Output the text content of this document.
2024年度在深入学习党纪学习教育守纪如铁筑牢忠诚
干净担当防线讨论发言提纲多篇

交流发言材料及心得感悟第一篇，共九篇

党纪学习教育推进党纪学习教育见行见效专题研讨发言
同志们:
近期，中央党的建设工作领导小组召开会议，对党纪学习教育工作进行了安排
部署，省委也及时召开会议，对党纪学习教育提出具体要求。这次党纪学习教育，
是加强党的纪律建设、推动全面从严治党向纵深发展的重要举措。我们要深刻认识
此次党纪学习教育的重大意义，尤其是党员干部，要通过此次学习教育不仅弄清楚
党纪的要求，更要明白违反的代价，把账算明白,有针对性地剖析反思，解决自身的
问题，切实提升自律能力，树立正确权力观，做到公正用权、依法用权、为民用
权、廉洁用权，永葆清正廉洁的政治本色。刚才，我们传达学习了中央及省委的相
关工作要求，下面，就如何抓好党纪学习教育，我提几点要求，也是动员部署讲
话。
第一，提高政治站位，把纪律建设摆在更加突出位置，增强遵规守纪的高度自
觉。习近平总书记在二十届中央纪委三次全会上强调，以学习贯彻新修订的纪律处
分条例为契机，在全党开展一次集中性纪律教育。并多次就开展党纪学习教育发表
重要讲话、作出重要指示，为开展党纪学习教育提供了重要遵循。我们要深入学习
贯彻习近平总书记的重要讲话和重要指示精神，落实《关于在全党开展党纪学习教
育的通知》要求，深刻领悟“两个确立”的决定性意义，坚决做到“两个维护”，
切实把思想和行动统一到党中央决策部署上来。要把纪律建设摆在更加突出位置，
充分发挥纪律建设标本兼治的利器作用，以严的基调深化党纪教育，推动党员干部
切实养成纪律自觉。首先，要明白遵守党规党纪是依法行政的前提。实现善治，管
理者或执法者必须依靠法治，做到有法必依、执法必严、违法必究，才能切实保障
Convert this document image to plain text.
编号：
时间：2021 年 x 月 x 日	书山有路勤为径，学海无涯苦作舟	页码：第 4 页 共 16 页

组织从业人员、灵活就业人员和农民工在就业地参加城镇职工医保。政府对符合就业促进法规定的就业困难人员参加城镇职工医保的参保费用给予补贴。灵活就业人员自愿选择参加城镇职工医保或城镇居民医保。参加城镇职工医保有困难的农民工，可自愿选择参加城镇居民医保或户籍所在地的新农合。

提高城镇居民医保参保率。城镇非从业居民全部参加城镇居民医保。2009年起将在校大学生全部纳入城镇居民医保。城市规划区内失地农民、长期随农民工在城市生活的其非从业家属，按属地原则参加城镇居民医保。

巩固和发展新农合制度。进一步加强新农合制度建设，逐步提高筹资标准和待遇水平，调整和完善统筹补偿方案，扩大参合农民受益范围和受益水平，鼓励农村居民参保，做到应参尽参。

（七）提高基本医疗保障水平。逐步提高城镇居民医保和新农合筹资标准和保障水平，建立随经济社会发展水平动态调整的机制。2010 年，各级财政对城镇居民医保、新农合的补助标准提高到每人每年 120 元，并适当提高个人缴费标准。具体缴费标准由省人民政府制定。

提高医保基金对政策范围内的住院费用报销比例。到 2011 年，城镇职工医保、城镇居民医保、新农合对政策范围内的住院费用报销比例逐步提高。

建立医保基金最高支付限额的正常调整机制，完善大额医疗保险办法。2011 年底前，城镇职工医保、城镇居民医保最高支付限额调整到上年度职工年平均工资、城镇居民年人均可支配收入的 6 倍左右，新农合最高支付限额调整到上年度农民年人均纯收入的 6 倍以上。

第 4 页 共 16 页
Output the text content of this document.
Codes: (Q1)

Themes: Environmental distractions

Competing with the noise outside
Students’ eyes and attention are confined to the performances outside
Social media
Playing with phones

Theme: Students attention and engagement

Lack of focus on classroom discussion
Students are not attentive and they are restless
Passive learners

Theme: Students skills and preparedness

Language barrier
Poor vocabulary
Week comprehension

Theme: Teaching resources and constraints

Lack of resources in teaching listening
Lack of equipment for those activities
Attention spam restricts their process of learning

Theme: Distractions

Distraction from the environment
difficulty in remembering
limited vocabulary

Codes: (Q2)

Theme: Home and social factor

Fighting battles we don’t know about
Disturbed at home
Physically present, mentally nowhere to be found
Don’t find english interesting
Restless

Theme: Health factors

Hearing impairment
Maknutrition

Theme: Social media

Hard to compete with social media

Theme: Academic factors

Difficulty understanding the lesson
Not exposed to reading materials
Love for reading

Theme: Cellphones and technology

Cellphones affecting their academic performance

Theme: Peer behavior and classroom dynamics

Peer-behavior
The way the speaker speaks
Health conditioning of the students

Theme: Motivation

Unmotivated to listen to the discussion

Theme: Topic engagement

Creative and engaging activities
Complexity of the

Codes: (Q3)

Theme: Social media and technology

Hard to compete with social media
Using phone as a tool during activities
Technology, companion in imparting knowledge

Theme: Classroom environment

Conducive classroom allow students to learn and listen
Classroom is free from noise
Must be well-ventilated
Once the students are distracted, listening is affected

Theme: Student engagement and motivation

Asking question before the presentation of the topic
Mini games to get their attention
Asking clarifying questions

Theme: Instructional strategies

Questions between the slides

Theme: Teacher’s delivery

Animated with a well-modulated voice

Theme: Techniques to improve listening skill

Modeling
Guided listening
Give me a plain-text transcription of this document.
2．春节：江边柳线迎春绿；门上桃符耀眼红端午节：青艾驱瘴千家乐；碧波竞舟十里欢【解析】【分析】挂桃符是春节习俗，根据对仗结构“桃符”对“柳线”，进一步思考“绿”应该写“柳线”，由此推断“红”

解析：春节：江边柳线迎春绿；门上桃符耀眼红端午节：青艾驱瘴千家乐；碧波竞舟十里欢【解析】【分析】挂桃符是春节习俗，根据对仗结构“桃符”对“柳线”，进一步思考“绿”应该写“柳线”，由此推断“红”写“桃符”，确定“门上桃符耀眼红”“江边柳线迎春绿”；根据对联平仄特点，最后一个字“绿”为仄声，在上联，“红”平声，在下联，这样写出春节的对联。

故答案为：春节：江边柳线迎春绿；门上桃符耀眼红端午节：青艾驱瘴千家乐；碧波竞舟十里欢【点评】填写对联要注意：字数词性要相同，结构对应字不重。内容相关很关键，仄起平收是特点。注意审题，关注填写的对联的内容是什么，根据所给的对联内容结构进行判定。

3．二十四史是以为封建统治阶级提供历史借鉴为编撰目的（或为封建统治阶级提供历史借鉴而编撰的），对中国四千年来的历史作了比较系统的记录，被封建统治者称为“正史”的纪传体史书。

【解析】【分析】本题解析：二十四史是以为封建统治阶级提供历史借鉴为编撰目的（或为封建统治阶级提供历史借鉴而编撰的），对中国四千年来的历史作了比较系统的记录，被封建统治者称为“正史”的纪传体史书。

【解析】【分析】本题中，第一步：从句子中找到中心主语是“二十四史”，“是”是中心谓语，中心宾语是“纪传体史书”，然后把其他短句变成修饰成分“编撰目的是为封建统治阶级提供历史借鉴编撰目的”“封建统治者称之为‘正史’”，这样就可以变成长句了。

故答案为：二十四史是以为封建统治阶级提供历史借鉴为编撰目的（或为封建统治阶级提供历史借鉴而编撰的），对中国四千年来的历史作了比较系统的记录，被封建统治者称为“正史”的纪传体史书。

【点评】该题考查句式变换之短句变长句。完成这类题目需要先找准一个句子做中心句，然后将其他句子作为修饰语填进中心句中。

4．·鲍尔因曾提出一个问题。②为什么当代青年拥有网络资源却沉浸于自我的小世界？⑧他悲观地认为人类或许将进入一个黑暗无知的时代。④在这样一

## Exercise objective
Pick out the lines above containing the word "的纪传体史书", then copy them.

## The reply
3．二十四史是以为封建统治阶级提供历史借鉴为编撰目的（或为封建统治阶级提供历史借鉴而编撰的），对中国四千年来的历史作了比较系统的记录，被封建统治者称为“正史”的纪传体史书。
【解析】【分析】本题解析：二十四史是以为封建统治阶级提供历史借鉴为编撰目的（或为封建统治阶级提供历史借鉴而编撰的），对中国四千年来的历史作了比较系统的记录，被封建统治者称为“正史”的纪传体史书。
故答案为：二十四史是以为封建统治阶级提供历史借鉴为编撰目的（或为封建统治阶级提供历史借鉴而编撰的），对中国四千年来的历史作了比较系统的记录，被封建统治者称为“正史”的纪传体史书。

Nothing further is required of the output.